### Provided data:
— start —
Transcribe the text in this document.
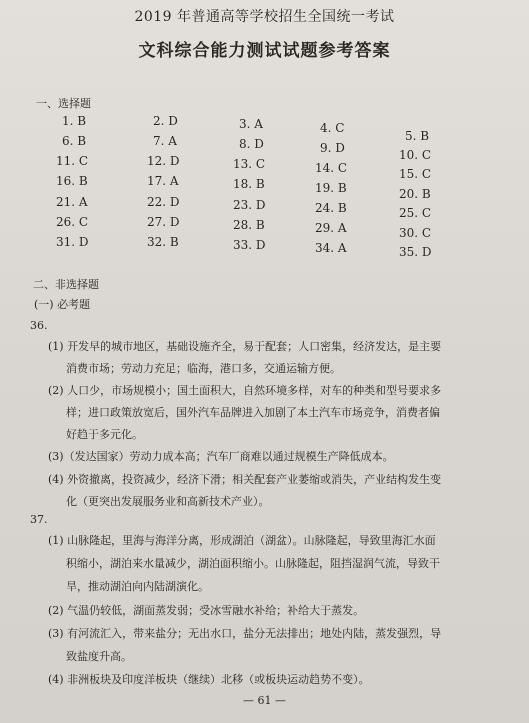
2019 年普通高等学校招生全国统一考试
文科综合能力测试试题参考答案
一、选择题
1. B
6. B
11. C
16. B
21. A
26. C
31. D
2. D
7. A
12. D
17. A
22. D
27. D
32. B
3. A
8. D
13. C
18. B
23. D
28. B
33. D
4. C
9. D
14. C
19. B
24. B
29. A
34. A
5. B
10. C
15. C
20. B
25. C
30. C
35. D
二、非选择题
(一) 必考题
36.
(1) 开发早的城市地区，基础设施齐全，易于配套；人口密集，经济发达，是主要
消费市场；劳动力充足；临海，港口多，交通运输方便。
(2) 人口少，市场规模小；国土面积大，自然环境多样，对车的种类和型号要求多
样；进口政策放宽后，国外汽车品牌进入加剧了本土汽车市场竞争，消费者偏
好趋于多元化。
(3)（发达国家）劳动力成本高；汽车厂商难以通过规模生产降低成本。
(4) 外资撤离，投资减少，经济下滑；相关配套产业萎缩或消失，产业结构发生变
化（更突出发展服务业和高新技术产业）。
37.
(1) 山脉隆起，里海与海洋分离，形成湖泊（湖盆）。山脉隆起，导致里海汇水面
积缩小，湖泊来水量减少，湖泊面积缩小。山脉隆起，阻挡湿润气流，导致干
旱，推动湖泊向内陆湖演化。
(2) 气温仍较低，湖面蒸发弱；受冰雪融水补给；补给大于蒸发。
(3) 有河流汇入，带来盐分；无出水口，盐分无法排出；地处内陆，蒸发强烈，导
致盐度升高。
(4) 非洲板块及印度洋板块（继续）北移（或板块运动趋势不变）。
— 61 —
— end —
— start —
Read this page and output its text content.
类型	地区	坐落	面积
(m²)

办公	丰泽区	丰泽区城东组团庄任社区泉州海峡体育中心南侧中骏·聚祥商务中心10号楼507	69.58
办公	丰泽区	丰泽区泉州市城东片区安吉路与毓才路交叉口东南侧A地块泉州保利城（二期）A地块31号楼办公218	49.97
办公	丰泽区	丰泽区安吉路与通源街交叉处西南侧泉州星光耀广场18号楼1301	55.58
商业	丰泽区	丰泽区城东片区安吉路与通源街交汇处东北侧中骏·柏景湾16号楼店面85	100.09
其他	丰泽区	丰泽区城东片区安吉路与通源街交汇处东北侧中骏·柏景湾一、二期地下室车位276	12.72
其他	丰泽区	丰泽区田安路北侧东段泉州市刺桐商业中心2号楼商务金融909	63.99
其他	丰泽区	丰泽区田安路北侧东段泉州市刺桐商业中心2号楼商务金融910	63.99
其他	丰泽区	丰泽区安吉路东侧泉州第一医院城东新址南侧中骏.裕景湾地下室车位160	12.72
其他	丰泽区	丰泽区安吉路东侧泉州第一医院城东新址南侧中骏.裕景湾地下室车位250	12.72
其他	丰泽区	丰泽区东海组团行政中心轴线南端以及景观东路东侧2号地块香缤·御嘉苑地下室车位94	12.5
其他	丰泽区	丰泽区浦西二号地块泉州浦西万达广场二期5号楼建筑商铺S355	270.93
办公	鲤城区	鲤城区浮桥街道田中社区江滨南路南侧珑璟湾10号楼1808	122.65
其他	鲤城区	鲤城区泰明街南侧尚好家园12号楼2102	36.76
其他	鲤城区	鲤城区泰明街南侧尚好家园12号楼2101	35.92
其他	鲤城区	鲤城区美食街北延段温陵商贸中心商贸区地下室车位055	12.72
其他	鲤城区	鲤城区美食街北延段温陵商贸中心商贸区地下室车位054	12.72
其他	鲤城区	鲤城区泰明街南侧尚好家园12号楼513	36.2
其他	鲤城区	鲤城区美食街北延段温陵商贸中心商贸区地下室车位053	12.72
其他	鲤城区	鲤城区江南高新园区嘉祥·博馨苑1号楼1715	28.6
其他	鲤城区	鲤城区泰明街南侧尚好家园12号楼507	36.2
— end —
### What is expected:
Go over the records above line by line and count those holding the word "this". Reply only with the number.

### Result of the exercise:
2